* [INFORMATION GIVEN]
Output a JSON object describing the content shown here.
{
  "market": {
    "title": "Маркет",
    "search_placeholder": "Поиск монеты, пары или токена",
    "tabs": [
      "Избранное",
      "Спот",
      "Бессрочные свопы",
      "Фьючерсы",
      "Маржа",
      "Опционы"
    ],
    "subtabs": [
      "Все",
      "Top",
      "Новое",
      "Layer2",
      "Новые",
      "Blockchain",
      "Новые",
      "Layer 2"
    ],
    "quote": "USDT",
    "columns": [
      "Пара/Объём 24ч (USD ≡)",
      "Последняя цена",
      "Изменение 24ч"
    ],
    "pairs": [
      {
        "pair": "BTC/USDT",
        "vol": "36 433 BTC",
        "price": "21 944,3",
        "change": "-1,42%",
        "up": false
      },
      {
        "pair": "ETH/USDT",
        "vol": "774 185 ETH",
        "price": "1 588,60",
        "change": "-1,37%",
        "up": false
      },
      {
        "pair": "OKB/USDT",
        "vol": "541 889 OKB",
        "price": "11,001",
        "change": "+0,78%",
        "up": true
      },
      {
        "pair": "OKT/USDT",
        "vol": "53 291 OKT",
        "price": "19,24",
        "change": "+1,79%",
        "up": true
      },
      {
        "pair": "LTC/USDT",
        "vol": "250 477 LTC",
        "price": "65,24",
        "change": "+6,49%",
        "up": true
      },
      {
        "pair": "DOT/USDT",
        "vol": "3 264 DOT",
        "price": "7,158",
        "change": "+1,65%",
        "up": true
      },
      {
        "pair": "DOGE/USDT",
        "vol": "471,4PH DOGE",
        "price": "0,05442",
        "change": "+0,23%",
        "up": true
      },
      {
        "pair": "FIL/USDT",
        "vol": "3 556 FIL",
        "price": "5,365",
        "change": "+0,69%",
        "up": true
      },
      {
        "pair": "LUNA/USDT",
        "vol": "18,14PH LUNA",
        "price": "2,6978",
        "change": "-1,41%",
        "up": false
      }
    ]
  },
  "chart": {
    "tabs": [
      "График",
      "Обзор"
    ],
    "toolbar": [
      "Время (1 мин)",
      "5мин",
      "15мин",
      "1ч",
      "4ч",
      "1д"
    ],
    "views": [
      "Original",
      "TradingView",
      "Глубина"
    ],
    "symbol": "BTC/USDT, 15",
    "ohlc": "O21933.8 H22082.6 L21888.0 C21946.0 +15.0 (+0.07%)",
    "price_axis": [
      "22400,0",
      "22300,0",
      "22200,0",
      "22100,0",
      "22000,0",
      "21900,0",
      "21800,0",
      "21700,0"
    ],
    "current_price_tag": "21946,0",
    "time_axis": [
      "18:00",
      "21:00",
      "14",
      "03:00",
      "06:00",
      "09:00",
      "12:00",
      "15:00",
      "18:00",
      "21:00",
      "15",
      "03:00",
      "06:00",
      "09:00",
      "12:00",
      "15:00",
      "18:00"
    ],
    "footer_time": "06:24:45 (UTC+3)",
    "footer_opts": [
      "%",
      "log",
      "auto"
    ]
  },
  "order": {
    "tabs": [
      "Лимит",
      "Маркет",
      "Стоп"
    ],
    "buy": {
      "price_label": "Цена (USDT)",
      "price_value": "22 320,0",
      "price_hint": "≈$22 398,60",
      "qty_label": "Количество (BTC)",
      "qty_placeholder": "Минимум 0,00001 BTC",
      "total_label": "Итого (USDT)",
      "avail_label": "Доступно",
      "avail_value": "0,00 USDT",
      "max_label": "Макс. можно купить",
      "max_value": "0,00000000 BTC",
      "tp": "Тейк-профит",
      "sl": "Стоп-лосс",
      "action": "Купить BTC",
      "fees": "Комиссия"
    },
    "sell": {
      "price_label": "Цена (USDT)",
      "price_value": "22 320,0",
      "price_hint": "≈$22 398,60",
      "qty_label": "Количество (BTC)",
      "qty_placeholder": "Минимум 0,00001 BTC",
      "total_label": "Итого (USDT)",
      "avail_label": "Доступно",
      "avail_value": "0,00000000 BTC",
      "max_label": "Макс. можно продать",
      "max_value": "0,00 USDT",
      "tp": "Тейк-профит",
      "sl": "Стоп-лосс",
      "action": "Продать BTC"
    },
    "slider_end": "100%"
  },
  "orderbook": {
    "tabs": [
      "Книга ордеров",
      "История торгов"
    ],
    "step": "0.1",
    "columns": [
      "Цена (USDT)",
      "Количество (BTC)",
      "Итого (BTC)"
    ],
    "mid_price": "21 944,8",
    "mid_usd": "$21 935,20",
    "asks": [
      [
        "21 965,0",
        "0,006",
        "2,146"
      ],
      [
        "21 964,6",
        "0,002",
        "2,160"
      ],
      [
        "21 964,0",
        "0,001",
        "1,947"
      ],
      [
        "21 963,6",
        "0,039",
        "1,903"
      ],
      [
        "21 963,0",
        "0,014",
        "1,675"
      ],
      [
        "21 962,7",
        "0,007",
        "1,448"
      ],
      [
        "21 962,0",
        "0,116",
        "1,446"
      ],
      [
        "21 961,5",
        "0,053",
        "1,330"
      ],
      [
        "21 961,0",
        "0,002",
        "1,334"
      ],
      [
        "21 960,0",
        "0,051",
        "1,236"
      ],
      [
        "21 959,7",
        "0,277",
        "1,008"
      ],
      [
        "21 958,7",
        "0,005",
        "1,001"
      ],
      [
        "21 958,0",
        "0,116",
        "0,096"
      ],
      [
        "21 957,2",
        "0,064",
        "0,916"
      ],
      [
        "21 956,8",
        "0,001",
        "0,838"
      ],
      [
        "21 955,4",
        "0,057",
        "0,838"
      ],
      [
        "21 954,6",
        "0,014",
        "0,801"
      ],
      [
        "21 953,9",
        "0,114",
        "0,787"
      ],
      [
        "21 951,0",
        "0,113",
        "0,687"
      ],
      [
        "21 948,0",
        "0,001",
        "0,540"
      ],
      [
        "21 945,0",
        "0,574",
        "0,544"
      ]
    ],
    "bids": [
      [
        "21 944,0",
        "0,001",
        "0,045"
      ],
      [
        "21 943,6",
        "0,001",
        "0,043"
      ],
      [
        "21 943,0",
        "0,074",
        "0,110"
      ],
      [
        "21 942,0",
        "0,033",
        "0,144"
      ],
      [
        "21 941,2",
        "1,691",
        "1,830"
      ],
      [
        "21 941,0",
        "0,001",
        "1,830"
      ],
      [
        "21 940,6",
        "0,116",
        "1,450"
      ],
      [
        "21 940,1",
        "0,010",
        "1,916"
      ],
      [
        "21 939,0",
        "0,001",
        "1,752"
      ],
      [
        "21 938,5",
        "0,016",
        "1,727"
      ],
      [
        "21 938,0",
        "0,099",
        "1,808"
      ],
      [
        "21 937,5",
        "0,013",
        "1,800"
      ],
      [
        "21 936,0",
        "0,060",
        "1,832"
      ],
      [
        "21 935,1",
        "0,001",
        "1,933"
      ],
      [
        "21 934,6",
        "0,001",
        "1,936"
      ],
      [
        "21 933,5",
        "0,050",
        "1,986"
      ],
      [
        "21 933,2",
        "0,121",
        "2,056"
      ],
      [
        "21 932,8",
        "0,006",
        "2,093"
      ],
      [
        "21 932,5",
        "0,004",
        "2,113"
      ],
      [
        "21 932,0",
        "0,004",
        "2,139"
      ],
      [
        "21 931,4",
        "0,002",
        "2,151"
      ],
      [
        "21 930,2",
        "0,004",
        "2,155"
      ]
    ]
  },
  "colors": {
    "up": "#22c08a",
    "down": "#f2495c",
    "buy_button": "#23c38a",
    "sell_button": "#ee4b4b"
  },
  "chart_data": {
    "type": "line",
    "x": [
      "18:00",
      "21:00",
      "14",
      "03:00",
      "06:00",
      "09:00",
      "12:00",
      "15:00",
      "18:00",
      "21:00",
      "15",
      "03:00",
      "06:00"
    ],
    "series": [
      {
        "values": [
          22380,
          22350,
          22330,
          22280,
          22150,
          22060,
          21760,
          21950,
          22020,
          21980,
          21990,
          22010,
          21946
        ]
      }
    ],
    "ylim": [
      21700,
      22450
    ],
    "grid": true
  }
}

* [AIM] Select all lines with the word "Макс" from the entries above.

* [FULL SOLUTION]
      "max_label": "Макс. можно купить",
      "max_label": "Макс. можно продать",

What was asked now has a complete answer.